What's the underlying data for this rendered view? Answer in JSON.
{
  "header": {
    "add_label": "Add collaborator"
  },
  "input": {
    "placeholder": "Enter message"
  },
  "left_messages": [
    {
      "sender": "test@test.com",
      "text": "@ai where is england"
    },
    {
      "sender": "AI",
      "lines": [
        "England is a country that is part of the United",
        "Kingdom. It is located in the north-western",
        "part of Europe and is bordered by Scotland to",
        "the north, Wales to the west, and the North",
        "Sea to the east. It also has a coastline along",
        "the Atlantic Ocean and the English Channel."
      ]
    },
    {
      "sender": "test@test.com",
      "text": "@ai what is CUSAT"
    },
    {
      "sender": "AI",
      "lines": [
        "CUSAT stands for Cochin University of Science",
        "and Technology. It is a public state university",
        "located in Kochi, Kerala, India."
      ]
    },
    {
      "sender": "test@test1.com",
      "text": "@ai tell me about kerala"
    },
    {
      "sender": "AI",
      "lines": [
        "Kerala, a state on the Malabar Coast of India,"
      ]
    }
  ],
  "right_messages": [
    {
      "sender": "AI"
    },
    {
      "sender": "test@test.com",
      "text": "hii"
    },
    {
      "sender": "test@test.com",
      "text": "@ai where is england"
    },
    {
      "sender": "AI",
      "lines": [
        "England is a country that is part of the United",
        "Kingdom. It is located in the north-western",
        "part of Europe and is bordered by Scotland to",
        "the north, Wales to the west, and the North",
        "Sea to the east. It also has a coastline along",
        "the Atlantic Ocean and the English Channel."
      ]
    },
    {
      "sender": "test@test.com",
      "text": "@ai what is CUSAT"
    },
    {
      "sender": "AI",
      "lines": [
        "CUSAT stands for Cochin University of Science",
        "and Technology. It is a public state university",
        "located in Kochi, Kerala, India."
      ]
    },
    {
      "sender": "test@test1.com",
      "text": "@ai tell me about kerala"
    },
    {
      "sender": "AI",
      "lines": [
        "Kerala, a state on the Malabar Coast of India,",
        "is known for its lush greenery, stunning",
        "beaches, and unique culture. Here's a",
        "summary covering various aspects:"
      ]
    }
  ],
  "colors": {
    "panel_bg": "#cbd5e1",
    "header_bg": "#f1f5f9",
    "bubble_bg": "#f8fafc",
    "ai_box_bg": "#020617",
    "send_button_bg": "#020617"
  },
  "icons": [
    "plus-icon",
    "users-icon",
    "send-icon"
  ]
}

+ + +

→ SHORT PROBLEM
Extract every entry above as it appears.

→ COMPLETED TASK
What's the underlying data for this rendered view? Answer in JSON.
{
  "header": {
    "add_label": "Add collaborator"
  },
  "input": {
    "placeholder": "Enter message"
  },
  "left_messages": [
    {
      "sender": "test@test.com",
      "text": "@ai where is england"
    },
    {
      "sender": "AI",
      "lines": [
        "England is a country that is part of the United",
        "Kingdom. It is located in the north-western",
        "part of Europe and is bordered by Scotland to",
        "the north, Wales to the west, and the North",
        "Sea to the east. It also has a coastline along",
        "the Atlantic Ocean and the English Channel."
      ]
    },
    {
      "sender": "test@test.com",
      "text": "@ai what is CUSAT"
    },
    {
      "sender": "AI",
      "lines": [
        "CUSAT stands for Cochin University of Science",
        "and Technology. It is a public state university",
        "located in Kochi, Kerala, India."
      ]
    },
    {
      "sender": "test@test1.com",
      "text": "@ai tell me about kerala"
    },
    {
      "sender": "AI",
      "lines": [
        "Kerala, a state on the Malabar Coast of India,"
      ]
    }
  ],
  "right_messages": [
    {
      "sender": "AI"
    },
    {
      "sender": "test@test.com",
      "text": "hii"
    },
    {
      "sender": "test@test.com",
      "text": "@ai where is england"
    },
    {
      "sender": "AI",
      "lines": [
        "England is a country that is part of the United",
        "Kingdom. It is located in the north-western",
        "part of Europe and is bordered by Scotland to",
        "the north, Wales to the west, and the North",
        "Sea to the east. It also has a coastline along",
        "the Atlantic Ocean and the English Channel."
      ]
    },
    {
      "sender": "test@test.com",
      "text": "@ai what is CUSAT"
    },
    {
      "sender": "AI",
      "lines": [
        "CUSAT stands for Cochin University of Science",
        "and Technology. It is a public state university",
        "located in Kochi, Kerala, India."
      ]
    },
    {
      "sender": "test@test1.com",
      "text": "@ai tell me about kerala"
    },
    {
      "sender": "AI",
      "lines": [
        "Kerala, a state on the Malabar Coast of India,",
        "is known for its lush greenery, stunning",
        "beaches, and unique culture. Here's a",
        "summary covering various aspects:"
      ]
    }
  ],
  "colors": {
    "panel_bg": "#cbd5e1",
    "header_bg": "#f1f5f9",
    "bubble_bg": "#f8fafc",
    "ai_box_bg": "#020617",
    "send_button_bg": "#020617"
  },
  "icons": [
    "plus-icon",
    "users-icon",
    "send-icon"
  ]
}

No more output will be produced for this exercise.